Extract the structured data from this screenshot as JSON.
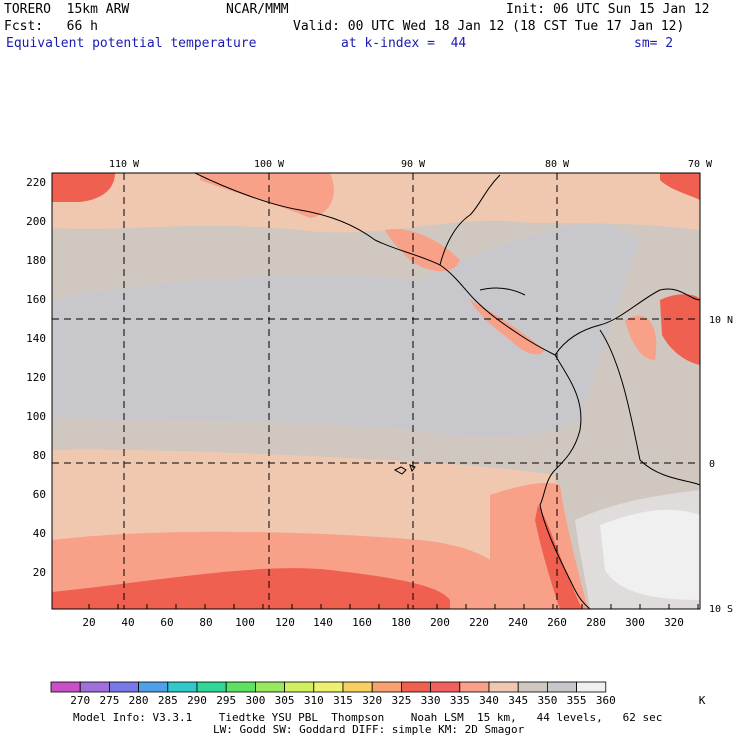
{
  "header": {
    "model": "TORERO  15km ARW",
    "org": "NCAR/MMM",
    "init": "Init: 06 UTC Sun 15 Jan 12",
    "fcst": "Fcst:   66 h",
    "valid": "Valid: 00 UTC Wed 18 Jan 12 (18 CST Tue 17 Jan 12)",
    "field": "Equivalent potential temperature",
    "level": "at k-index =  44",
    "smooth": "sm= 2"
  },
  "map": {
    "lon_labels": [
      "110 W",
      "100 W",
      "90 W",
      "80 W",
      "70 W"
    ],
    "lat_labels": [
      "10 N",
      "0",
      "10 S"
    ],
    "x_ticks": [
      "20",
      "40",
      "60",
      "80",
      "100",
      "120",
      "140",
      "160",
      "180",
      "200",
      "220",
      "240",
      "260",
      "280",
      "300",
      "320"
    ],
    "y_ticks": [
      "220",
      "200",
      "180",
      "160",
      "140",
      "120",
      "100",
      "80",
      "60",
      "40",
      "20"
    ]
  },
  "colorbar": {
    "labels": [
      "270",
      "275",
      "280",
      "285",
      "290",
      "295",
      "300",
      "305",
      "310",
      "315",
      "320",
      "325",
      "330",
      "335",
      "340",
      "345",
      "350",
      "355",
      "360"
    ],
    "unit": "K",
    "colors": [
      "#c850c8",
      "#a070d8",
      "#7878e8",
      "#4fa0e8",
      "#30c8c8",
      "#30d898",
      "#60e060",
      "#98e860",
      "#d0f060",
      "#f0f070",
      "#f8d060",
      "#f8a070",
      "#f06050",
      "#f06060",
      "#f8a088",
      "#f0c8b0",
      "#d0c8c0",
      "#c8c8cc",
      "#f0f0f0"
    ]
  },
  "footer": {
    "line1": "Model Info: V3.3.1    Tiedtke YSU PBL  Thompson    Noah LSM  15 km,   44 levels,   62 sec",
    "line2": "LW: Godd SW: Goddard DIFF: simple KM: 2D Smagor"
  }
}
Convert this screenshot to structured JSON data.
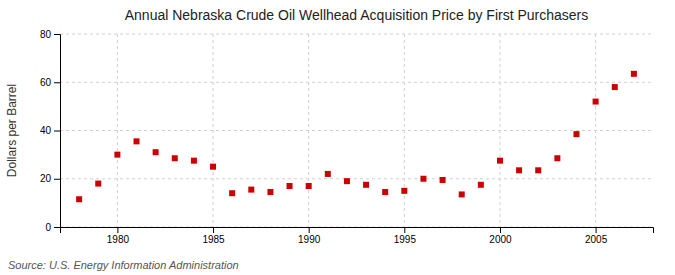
{
  "chart_data": {
    "type": "scatter",
    "title": "Annual Nebraska Crude Oil Wellhead Acquisition Price by First Purchasers",
    "ylabel": "Dollars per Barrel",
    "annotations": [
      "Source: U.S. Energy Information Administration"
    ],
    "x": [
      1978,
      1979,
      1980,
      1981,
      1982,
      1983,
      1984,
      1985,
      1986,
      1987,
      1988,
      1989,
      1990,
      1991,
      1992,
      1993,
      1994,
      1995,
      1996,
      1997,
      1998,
      1999,
      2000,
      2001,
      2002,
      2003,
      2004,
      2005,
      2006,
      2007
    ],
    "values": [
      11.5,
      18.0,
      30.0,
      35.5,
      31.0,
      28.5,
      27.5,
      25.0,
      14.0,
      15.5,
      14.5,
      17.0,
      17.0,
      22.0,
      19.0,
      17.5,
      14.5,
      15.0,
      20.0,
      19.5,
      13.5,
      17.5,
      27.5,
      23.5,
      23.5,
      28.5,
      38.5,
      52.0,
      58.0,
      63.5
    ],
    "color": "#cc0000",
    "marker": "square",
    "xlim": [
      1977,
      2008
    ],
    "xticks": [
      1980,
      1985,
      1990,
      1995,
      2000,
      2005
    ],
    "ylim": [
      0,
      80
    ],
    "yticks": [
      0,
      20,
      40,
      60,
      80
    ],
    "grid": true
  }
}
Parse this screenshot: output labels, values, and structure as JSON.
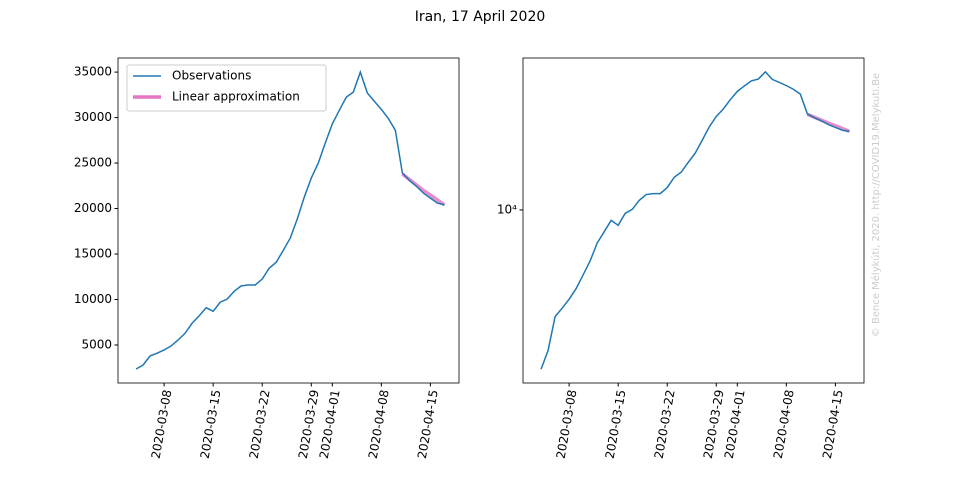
{
  "title": "Iran, 17 April 2020",
  "watermark": "© Bence Mélykúti, 2020. http://COVID19.Melykuti.Be",
  "chart_data": [
    {
      "type": "line",
      "x": [
        "2020-03-04",
        "2020-03-05",
        "2020-03-06",
        "2020-03-07",
        "2020-03-08",
        "2020-03-09",
        "2020-03-10",
        "2020-03-11",
        "2020-03-12",
        "2020-03-13",
        "2020-03-14",
        "2020-03-15",
        "2020-03-16",
        "2020-03-17",
        "2020-03-18",
        "2020-03-19",
        "2020-03-20",
        "2020-03-21",
        "2020-03-22",
        "2020-03-23",
        "2020-03-24",
        "2020-03-25",
        "2020-03-26",
        "2020-03-27",
        "2020-03-28",
        "2020-03-29",
        "2020-03-30",
        "2020-03-31",
        "2020-04-01",
        "2020-04-02",
        "2020-04-03",
        "2020-04-04",
        "2020-04-05",
        "2020-04-06",
        "2020-04-07",
        "2020-04-08",
        "2020-04-09",
        "2020-04-10",
        "2020-04-11",
        "2020-04-12",
        "2020-04-13",
        "2020-04-14",
        "2020-04-15",
        "2020-04-16",
        "2020-04-17"
      ],
      "series": [
        {
          "name": "Observations",
          "color": "#1f77b4",
          "values": [
            2360,
            2800,
            3800,
            4100,
            4450,
            4900,
            5550,
            6300,
            7400,
            8200,
            9100,
            8700,
            9700,
            10050,
            10900,
            11500,
            11600,
            11600,
            12250,
            13450,
            14100,
            15400,
            16750,
            18850,
            21250,
            23350,
            25000,
            27200,
            29300,
            30800,
            32250,
            32800,
            35000,
            32700,
            31800,
            30900,
            29900,
            28600,
            23900,
            23100,
            22450,
            21700,
            21150,
            20600,
            20400
          ]
        },
        {
          "name": "Linear approximation",
          "color": "#e377c2",
          "values": [
            null,
            null,
            null,
            null,
            null,
            null,
            null,
            null,
            null,
            null,
            null,
            null,
            null,
            null,
            null,
            null,
            null,
            null,
            null,
            null,
            null,
            null,
            null,
            null,
            null,
            null,
            null,
            null,
            null,
            null,
            null,
            null,
            null,
            null,
            null,
            null,
            null,
            null,
            23800,
            23200,
            22600,
            22000,
            21500,
            20950,
            20400
          ]
        }
      ],
      "xlim": [
        "2020-03-01T10:00",
        "2020-04-19T02:00"
      ],
      "xticks": [
        "2020-03-08",
        "2020-03-15",
        "2020-03-22",
        "2020-03-29",
        "2020-04-01",
        "2020-04-08",
        "2020-04-15"
      ],
      "ylim": [
        820,
        36550
      ],
      "yticks": [
        5000,
        10000,
        15000,
        20000,
        25000,
        30000,
        35000
      ],
      "legend": "upper left"
    },
    {
      "type": "line",
      "x": [
        "2020-03-04",
        "2020-03-05",
        "2020-03-06",
        "2020-03-07",
        "2020-03-08",
        "2020-03-09",
        "2020-03-10",
        "2020-03-11",
        "2020-03-12",
        "2020-03-13",
        "2020-03-14",
        "2020-03-15",
        "2020-03-16",
        "2020-03-17",
        "2020-03-18",
        "2020-03-19",
        "2020-03-20",
        "2020-03-21",
        "2020-03-22",
        "2020-03-23",
        "2020-03-24",
        "2020-03-25",
        "2020-03-26",
        "2020-03-27",
        "2020-03-28",
        "2020-03-29",
        "2020-03-30",
        "2020-03-31",
        "2020-04-01",
        "2020-04-02",
        "2020-04-03",
        "2020-04-04",
        "2020-04-05",
        "2020-04-06",
        "2020-04-07",
        "2020-04-08",
        "2020-04-09",
        "2020-04-10",
        "2020-04-11",
        "2020-04-12",
        "2020-04-13",
        "2020-04-14",
        "2020-04-15",
        "2020-04-16",
        "2020-04-17"
      ],
      "series": [
        {
          "name": "Observations",
          "color": "#1f77b4",
          "values": [
            2360,
            2800,
            3800,
            4100,
            4450,
            4900,
            5550,
            6300,
            7400,
            8200,
            9100,
            8700,
            9700,
            10050,
            10900,
            11500,
            11600,
            11600,
            12250,
            13450,
            14100,
            15400,
            16750,
            18850,
            21250,
            23350,
            25000,
            27200,
            29300,
            30800,
            32250,
            32800,
            35000,
            32700,
            31800,
            30900,
            29900,
            28600,
            23900,
            23100,
            22450,
            21700,
            21150,
            20600,
            20400
          ]
        },
        {
          "name": "Linear approximation",
          "color": "#e377c2",
          "values": [
            null,
            null,
            null,
            null,
            null,
            null,
            null,
            null,
            null,
            null,
            null,
            null,
            null,
            null,
            null,
            null,
            null,
            null,
            null,
            null,
            null,
            null,
            null,
            null,
            null,
            null,
            null,
            null,
            null,
            null,
            null,
            null,
            null,
            null,
            null,
            null,
            null,
            null,
            23800,
            23200,
            22600,
            22000,
            21500,
            20950,
            20400
          ]
        }
      ],
      "xlim": [
        "2020-03-01T10:00",
        "2020-04-19T02:00"
      ],
      "xticks": [
        "2020-03-08",
        "2020-03-15",
        "2020-03-22",
        "2020-03-29",
        "2020-04-01",
        "2020-04-08",
        "2020-04-15"
      ],
      "ylim": [
        2080,
        39700
      ],
      "yticks": [
        {
          "value": 10000,
          "label": "10⁴"
        }
      ],
      "yscale": "log"
    }
  ]
}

○ ○ ○ ○

EXERCISE DESCRIPTION> Only a number is wanted: how many lines contain "screenshot"?

TASK OUTPUT> 3